:: WHAT IS BEING ASKED ::
Return the lines below exactly, starting with the line that contains "Decode this image" and stopping after the last line.

:: RAW DATA ::
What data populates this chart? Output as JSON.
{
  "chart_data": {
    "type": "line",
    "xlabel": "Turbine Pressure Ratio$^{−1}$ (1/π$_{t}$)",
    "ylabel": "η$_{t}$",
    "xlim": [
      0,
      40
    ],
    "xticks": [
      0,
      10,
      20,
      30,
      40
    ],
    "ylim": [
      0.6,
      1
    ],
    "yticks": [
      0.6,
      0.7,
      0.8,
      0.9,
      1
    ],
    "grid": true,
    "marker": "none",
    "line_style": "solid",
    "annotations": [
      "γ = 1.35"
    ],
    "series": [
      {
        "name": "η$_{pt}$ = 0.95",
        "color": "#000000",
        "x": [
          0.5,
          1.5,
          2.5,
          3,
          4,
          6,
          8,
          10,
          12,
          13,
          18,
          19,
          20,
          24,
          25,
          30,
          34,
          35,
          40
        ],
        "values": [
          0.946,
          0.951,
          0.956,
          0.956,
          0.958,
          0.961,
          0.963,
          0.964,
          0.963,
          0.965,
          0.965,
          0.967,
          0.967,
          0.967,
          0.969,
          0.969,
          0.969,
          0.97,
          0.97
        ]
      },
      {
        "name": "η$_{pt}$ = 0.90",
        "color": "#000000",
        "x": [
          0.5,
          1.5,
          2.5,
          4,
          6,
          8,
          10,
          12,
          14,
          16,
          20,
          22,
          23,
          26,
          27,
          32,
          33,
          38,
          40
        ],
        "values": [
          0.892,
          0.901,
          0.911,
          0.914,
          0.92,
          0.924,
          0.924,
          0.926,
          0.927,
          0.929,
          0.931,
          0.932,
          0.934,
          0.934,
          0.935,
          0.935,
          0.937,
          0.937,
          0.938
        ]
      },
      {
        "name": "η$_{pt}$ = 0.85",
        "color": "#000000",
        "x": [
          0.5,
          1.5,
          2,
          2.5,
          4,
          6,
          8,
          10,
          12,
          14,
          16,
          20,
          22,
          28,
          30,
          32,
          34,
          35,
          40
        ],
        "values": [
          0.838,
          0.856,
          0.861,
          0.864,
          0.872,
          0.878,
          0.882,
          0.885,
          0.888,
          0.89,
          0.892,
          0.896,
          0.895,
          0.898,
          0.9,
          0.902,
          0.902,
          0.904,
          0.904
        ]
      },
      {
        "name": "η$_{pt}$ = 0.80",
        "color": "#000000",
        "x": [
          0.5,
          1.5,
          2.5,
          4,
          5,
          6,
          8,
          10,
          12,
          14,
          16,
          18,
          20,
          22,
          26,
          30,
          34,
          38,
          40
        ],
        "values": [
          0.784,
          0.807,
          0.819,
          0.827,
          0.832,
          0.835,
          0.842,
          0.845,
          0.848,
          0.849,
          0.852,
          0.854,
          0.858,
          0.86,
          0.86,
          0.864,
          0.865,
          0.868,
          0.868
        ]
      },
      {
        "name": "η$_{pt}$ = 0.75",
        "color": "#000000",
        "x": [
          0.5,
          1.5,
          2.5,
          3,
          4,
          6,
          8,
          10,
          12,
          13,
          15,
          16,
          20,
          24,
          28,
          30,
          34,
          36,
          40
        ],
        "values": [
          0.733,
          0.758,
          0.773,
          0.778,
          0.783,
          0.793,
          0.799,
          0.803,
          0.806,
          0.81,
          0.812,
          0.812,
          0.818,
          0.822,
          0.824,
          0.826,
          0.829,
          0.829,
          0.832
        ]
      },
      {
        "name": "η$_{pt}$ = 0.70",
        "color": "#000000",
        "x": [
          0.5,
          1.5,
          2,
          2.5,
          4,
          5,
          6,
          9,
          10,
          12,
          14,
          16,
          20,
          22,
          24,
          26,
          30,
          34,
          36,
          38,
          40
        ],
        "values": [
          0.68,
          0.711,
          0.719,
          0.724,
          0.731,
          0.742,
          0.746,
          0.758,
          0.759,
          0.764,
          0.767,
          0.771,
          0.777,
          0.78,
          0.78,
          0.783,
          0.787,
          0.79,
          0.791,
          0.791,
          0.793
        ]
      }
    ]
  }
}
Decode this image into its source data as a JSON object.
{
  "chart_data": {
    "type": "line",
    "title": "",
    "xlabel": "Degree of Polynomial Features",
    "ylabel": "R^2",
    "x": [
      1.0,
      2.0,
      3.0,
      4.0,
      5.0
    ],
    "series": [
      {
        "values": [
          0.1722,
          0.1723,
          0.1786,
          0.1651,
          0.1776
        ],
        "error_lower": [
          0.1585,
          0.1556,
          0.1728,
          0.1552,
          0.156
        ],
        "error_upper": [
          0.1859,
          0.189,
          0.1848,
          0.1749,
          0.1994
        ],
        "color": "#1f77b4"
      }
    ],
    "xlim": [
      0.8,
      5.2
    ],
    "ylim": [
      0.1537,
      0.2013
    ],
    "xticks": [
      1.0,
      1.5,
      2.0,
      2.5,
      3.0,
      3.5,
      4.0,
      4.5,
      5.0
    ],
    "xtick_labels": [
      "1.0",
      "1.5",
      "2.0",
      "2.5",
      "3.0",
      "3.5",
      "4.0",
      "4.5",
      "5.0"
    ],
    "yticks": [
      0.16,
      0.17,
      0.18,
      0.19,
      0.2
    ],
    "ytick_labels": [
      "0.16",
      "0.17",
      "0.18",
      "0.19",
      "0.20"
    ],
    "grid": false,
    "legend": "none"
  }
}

:: WRITTEN REPLY ::
Decode this image into its source data as a JSON object.
{
  "chart_data": {
    "type": "line",
    "title": "",
    "xlabel": "Degree of Polynomial Features",
    "ylabel": "R^2",
    "x": [
      1.0,
      2.0,
      3.0,
      4.0,
      5.0
    ],
    "series": [
      {
        "values": [
          0.1722,
          0.1723,
          0.1786,
          0.1651,
          0.1776
        ],
        "error_lower": [
          0.1585,
          0.1556,
          0.1728,
          0.1552,
          0.156
        ],
        "error_upper": [
          0.1859,
          0.189,
          0.1848,
          0.1749,
          0.1994
        ],
        "color": "#1f77b4"
      }
    ],
    "xlim": [
      0.8,
      5.2
    ],
    "ylim": [
      0.1537,
      0.2013
    ],
    "xticks": [
      1.0,
      1.5,
      2.0,
      2.5,
      3.0,
      3.5,
      4.0,
      4.5,
      5.0
    ],
    "xtick_labels": [
      "1.0",
      "1.5",
      "2.0",
      "2.5",
      "3.0",
      "3.5",
      "4.0",
      "4.5",
      "5.0"
    ],
    "yticks": [
      0.16,
      0.17,
      0.18,
      0.19,
      0.2
    ],
    "ytick_labels": [
      "0.16",
      "0.17",
      "0.18",
      "0.19",
      "0.20"
    ],
    "grid": false,
    "legend": "none"
  }
}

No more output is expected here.